# STORED ROWS
· · · · ·
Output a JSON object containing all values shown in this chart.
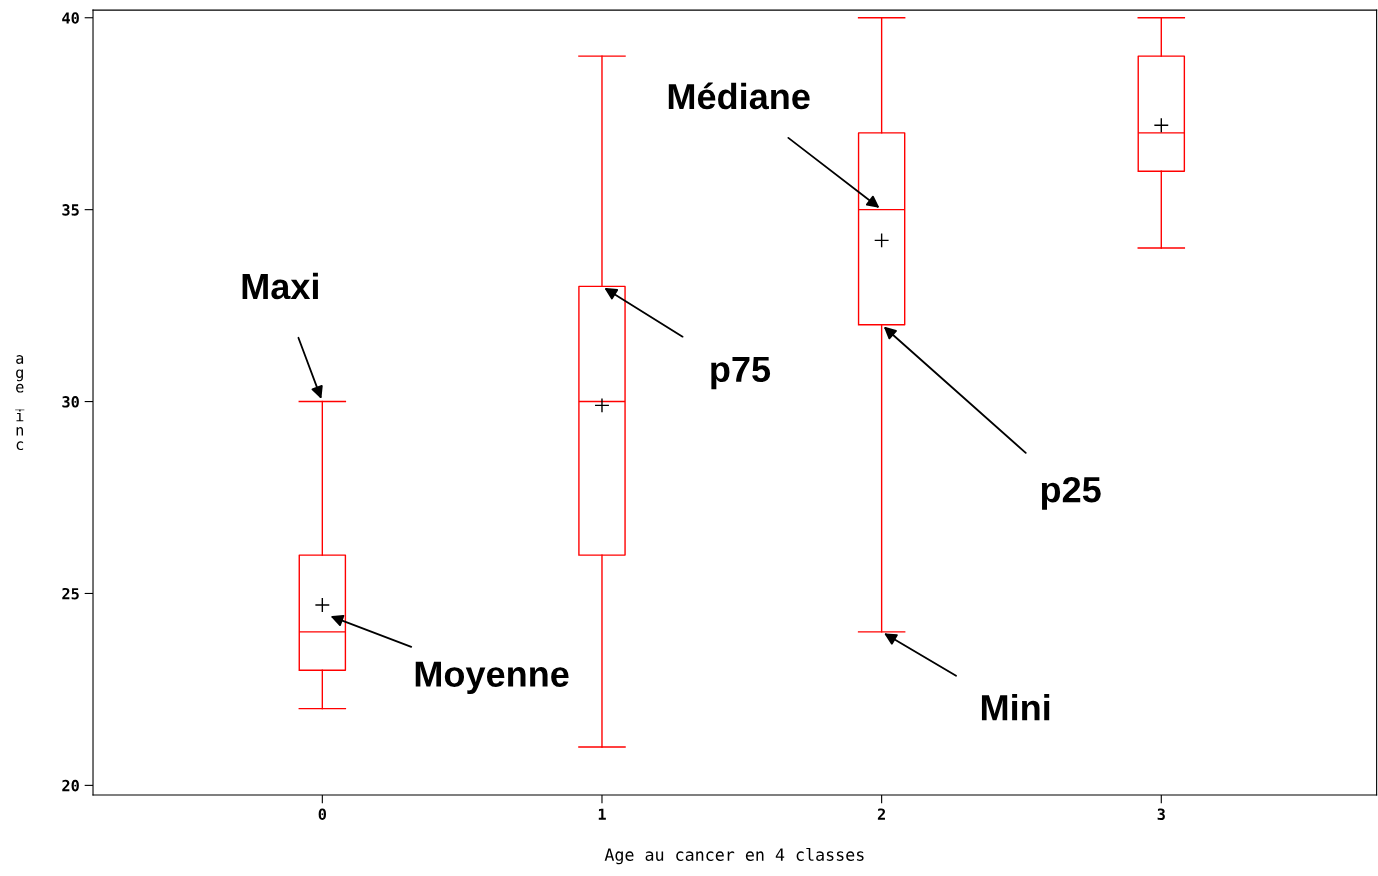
{
  "chart_data": {
    "type": "box",
    "xlabel": "Age au cancer en 4 classes",
    "ylabel": "age_inc",
    "categories": [
      "0",
      "1",
      "2",
      "3"
    ],
    "color": "#ff0000",
    "boxes": [
      {
        "low": 22,
        "q1": 23,
        "median": 24,
        "q3": 26,
        "high": 30,
        "mean": 24.7
      },
      {
        "low": 21,
        "q1": 26,
        "median": 30,
        "q3": 33,
        "high": 39,
        "mean": 29.9
      },
      {
        "low": 24,
        "q1": 32,
        "median": 35,
        "q3": 37,
        "high": 40,
        "mean": 34.2
      },
      {
        "low": 34,
        "q1": 36,
        "median": 37,
        "q3": 39,
        "high": 40,
        "mean": 37.2
      }
    ],
    "ylim": [
      19.75,
      40.2
    ],
    "yticks": [
      20,
      25,
      30,
      35,
      40
    ],
    "grid": false,
    "annotations": [
      {
        "text": "Maxi",
        "x": "0",
        "y": 30
      },
      "Moyenne",
      {
        "text": "p75",
        "x": "1",
        "y": 33
      },
      {
        "text": "Médiane",
        "x": "2",
        "y": 35
      },
      {
        "text": "p25",
        "x": "2",
        "y": 32
      },
      {
        "text": "Mini",
        "x": "2",
        "y": 24
      }
    ]
  }
}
· · · · ·
# GIVEN TASK
From the material above, copy each line that includes the word "median".

# EXERCISE ANSWER
        "median": 24,
        "median": 30,
        "median": 35,
        "median": 37,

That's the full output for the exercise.